START Provided data

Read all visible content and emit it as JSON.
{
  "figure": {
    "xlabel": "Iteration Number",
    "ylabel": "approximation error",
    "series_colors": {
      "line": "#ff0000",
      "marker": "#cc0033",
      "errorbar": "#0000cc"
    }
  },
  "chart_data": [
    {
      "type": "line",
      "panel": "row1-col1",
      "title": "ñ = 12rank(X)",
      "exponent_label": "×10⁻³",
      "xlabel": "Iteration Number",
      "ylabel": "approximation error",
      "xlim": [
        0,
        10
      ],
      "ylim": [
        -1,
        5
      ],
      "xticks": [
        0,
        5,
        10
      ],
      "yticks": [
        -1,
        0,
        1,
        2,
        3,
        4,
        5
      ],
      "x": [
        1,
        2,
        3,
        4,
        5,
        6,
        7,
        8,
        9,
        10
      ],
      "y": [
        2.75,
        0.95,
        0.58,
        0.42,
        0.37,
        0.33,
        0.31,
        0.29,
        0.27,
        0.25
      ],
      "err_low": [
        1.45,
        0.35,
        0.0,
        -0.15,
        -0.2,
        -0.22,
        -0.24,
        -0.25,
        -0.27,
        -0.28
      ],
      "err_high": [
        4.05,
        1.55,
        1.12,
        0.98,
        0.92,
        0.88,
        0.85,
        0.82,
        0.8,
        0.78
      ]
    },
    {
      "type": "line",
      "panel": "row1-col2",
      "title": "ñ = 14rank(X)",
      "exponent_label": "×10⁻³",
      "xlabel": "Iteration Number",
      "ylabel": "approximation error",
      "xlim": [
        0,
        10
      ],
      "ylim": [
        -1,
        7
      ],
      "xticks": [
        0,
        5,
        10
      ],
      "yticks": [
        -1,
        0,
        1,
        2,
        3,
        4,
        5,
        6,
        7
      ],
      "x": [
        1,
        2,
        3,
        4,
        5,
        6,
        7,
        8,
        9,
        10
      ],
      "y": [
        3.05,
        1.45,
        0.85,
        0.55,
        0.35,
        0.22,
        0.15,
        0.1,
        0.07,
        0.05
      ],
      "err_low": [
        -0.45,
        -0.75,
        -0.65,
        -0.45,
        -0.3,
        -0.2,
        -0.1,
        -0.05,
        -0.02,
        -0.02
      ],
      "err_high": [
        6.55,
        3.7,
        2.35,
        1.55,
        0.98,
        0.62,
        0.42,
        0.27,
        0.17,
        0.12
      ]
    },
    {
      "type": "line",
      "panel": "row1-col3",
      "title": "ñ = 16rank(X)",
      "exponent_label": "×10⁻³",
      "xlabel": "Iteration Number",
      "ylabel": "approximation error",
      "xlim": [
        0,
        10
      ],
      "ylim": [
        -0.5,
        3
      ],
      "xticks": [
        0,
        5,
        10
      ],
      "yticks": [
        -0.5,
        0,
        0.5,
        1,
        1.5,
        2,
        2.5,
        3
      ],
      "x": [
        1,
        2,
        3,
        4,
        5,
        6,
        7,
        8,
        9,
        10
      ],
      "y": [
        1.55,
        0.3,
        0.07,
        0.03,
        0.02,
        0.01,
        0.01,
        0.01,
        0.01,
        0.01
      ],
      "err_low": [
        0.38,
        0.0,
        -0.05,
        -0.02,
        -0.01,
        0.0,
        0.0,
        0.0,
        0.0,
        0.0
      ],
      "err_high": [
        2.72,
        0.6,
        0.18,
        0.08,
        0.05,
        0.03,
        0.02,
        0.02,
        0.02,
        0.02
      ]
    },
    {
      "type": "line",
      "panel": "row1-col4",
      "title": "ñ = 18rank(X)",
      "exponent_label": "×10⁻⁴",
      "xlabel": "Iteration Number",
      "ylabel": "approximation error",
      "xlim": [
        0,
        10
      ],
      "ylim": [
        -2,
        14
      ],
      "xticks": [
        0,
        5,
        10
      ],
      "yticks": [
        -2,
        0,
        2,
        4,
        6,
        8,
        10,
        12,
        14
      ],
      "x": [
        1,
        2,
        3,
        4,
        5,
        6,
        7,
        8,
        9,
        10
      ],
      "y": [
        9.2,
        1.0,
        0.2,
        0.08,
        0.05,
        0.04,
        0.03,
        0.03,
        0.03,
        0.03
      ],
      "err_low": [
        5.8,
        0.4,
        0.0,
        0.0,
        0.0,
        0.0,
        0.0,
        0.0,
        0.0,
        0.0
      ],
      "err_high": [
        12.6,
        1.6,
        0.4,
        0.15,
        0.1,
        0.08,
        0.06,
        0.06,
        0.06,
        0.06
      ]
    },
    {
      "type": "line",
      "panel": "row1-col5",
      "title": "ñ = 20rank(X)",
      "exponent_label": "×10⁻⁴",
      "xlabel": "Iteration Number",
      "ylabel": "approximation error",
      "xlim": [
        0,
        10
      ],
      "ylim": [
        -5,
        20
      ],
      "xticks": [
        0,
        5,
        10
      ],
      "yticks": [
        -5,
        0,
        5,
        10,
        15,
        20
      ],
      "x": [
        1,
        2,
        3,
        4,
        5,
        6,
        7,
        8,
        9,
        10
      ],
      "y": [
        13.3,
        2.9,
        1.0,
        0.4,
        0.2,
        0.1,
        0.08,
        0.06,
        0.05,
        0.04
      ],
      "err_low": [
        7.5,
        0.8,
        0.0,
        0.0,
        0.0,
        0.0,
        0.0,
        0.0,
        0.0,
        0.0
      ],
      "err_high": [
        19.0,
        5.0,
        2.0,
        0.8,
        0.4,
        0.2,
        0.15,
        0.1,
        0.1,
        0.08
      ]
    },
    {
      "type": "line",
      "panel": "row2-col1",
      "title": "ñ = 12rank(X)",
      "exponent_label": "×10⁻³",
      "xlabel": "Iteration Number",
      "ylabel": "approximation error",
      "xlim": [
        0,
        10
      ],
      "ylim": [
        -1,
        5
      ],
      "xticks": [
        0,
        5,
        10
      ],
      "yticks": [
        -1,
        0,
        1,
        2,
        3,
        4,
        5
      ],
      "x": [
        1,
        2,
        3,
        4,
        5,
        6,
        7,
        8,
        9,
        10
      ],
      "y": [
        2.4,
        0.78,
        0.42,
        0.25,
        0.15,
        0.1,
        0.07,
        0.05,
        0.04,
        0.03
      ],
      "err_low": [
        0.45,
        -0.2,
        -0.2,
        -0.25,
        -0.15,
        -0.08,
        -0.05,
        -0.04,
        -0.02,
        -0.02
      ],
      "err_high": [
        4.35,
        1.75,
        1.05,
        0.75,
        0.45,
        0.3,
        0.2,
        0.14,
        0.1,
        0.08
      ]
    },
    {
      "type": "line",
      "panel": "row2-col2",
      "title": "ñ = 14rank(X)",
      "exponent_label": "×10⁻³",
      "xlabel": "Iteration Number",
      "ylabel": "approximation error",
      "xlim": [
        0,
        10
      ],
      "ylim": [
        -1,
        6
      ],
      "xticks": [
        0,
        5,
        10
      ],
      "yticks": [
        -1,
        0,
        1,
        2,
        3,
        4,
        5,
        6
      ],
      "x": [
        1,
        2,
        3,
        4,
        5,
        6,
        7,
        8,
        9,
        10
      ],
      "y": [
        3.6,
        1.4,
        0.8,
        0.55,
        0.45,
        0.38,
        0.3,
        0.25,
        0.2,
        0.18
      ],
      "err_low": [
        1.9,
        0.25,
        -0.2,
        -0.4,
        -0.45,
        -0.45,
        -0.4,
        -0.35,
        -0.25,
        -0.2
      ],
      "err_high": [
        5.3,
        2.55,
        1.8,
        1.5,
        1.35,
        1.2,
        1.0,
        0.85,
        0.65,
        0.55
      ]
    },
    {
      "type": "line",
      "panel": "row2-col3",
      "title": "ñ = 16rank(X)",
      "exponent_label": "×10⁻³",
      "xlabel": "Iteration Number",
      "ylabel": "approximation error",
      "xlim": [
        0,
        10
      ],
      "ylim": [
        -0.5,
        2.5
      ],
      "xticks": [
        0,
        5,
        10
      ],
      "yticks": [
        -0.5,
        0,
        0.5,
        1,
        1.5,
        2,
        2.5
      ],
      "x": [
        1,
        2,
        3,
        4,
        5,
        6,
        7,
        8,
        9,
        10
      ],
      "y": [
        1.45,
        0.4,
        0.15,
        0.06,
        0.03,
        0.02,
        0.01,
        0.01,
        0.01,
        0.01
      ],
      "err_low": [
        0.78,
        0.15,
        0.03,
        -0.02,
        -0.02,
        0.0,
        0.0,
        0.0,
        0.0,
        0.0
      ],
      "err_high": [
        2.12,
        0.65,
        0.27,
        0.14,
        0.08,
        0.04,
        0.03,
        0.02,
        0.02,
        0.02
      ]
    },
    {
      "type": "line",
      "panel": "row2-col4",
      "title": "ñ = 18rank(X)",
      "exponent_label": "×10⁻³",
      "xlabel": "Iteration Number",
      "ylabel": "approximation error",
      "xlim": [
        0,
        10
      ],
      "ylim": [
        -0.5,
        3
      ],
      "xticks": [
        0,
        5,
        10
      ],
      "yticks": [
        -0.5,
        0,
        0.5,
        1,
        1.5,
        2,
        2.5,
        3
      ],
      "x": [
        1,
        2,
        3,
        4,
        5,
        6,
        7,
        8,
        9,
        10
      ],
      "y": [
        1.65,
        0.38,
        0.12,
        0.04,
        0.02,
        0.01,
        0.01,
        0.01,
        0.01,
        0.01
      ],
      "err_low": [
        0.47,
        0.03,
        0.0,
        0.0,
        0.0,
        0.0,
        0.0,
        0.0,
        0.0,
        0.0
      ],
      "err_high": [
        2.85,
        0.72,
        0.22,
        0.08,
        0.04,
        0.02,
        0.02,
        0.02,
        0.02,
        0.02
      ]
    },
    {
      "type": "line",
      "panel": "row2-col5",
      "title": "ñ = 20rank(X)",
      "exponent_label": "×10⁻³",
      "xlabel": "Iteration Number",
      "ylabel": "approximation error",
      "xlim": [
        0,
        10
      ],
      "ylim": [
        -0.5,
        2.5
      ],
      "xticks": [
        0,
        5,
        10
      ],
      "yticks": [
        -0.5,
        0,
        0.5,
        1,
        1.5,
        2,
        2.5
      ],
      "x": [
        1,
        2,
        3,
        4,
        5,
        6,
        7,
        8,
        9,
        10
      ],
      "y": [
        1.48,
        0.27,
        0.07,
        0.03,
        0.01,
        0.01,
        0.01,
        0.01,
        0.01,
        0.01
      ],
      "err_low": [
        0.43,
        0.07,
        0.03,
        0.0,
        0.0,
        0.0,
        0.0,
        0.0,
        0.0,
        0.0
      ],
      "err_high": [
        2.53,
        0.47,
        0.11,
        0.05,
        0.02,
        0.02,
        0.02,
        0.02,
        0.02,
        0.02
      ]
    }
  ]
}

END Provided data

Brief —
Pick out the lines containing the word "panel" and show them.

Solution —
      "panel": "row1-col1",
      "panel": "row1-col2",
      "panel": "row1-col3",
      "panel": "row1-col4",
      "panel": "row1-col5",
      "panel": "row2-col1",
      "panel": "row2-col2",
      "panel": "row2-col3",
      "panel": "row2-col4",
      "panel": "row2-col5",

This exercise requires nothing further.